**Task requirements**
Wherever the string "this" appears in a line, extract that line.

**Available data**
══════════

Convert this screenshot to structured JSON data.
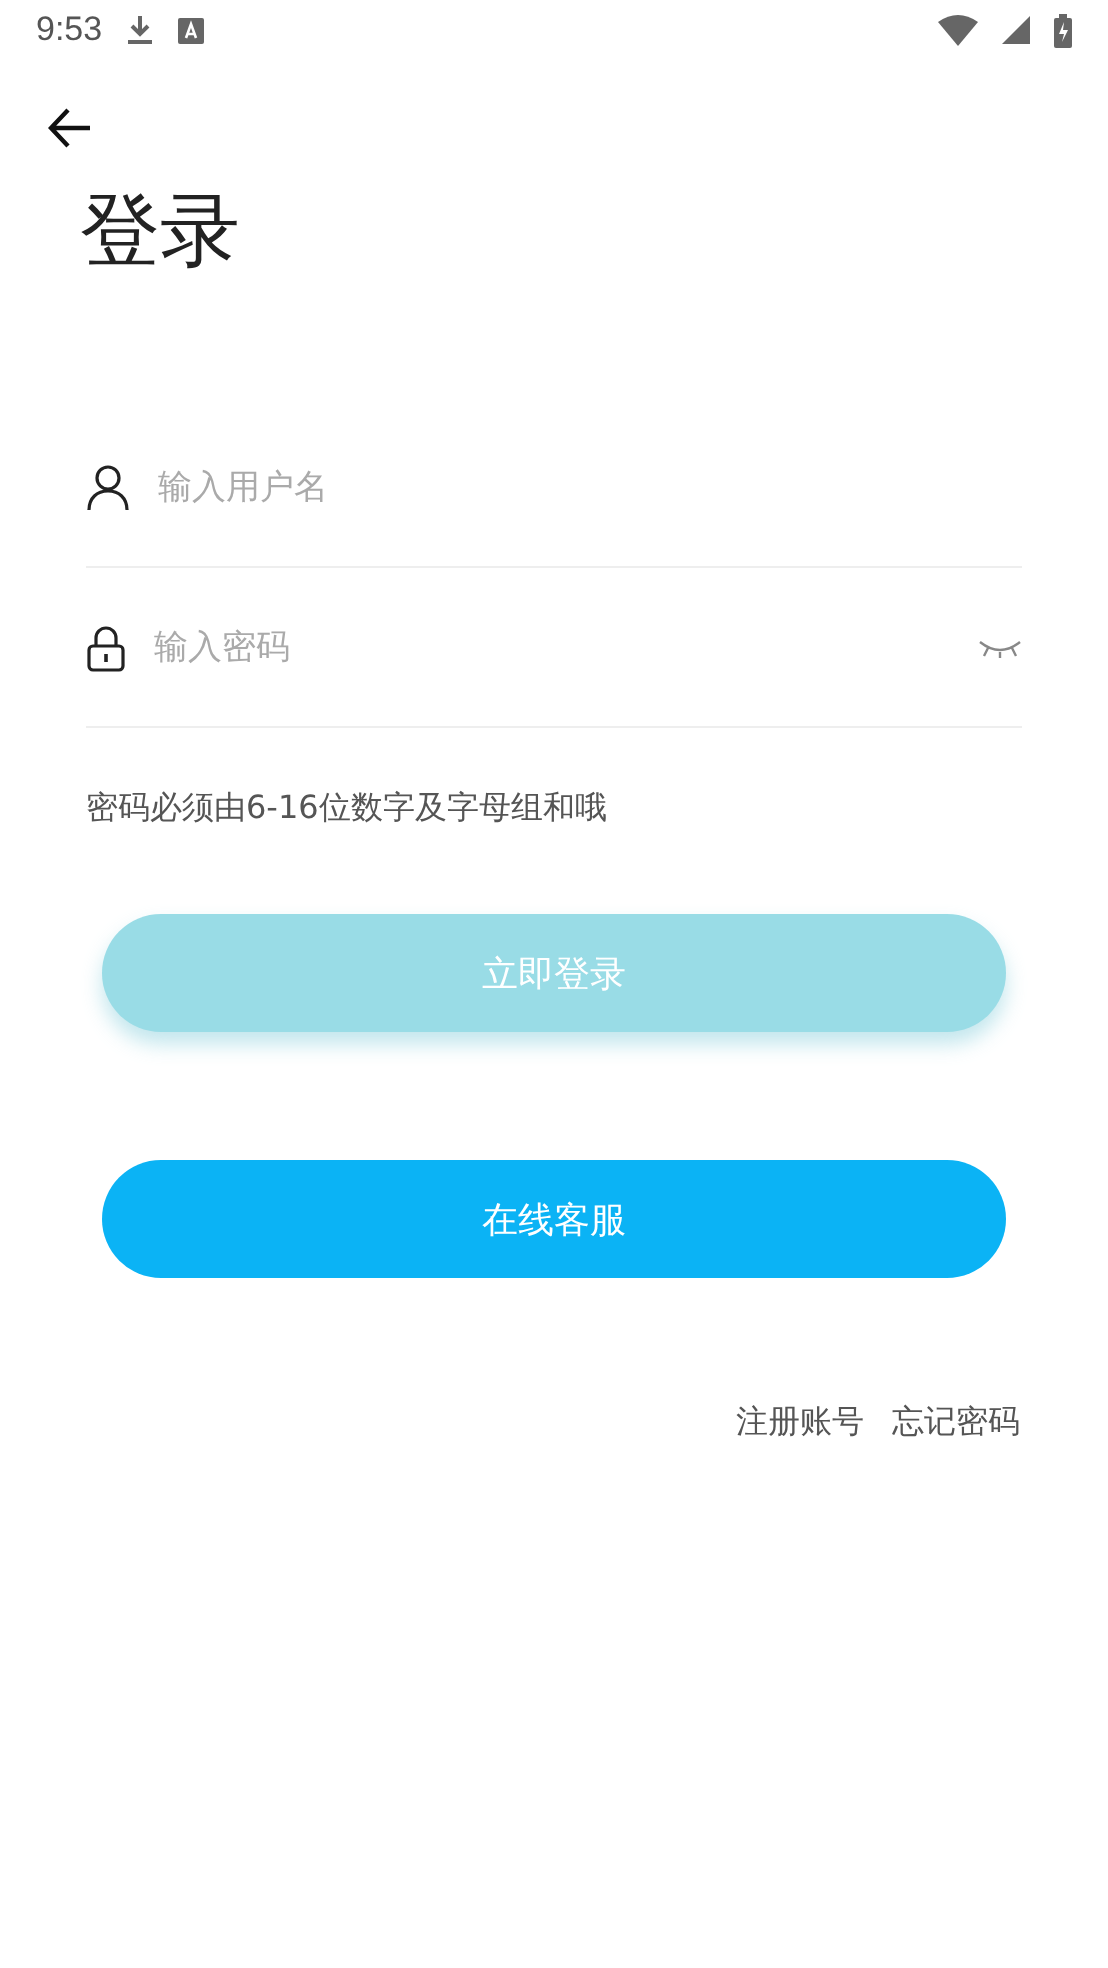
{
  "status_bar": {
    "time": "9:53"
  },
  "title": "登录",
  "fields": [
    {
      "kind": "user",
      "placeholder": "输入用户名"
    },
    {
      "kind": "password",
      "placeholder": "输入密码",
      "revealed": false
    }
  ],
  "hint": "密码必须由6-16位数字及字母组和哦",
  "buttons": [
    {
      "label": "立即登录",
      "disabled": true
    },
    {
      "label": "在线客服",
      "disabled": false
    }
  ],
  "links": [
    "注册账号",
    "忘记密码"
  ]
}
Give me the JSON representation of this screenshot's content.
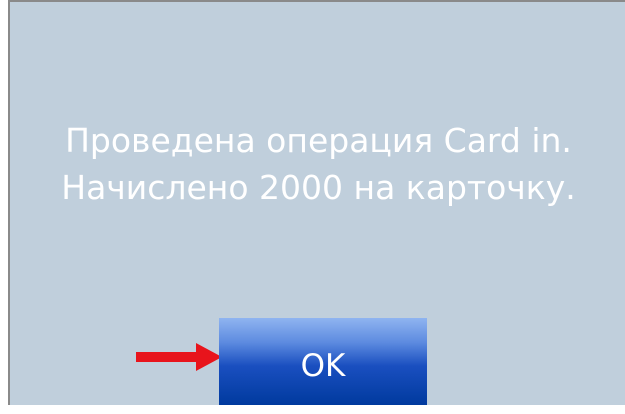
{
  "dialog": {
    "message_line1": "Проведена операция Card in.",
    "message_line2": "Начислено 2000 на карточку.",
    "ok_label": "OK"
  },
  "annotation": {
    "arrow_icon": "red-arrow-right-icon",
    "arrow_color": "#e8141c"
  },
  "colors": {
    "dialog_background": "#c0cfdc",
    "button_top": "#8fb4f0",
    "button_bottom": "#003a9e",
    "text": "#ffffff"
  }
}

══════════

**Expected answer**
Convert this screenshot to structured JSON data.
Give me the JSON representation of this screenshot's content.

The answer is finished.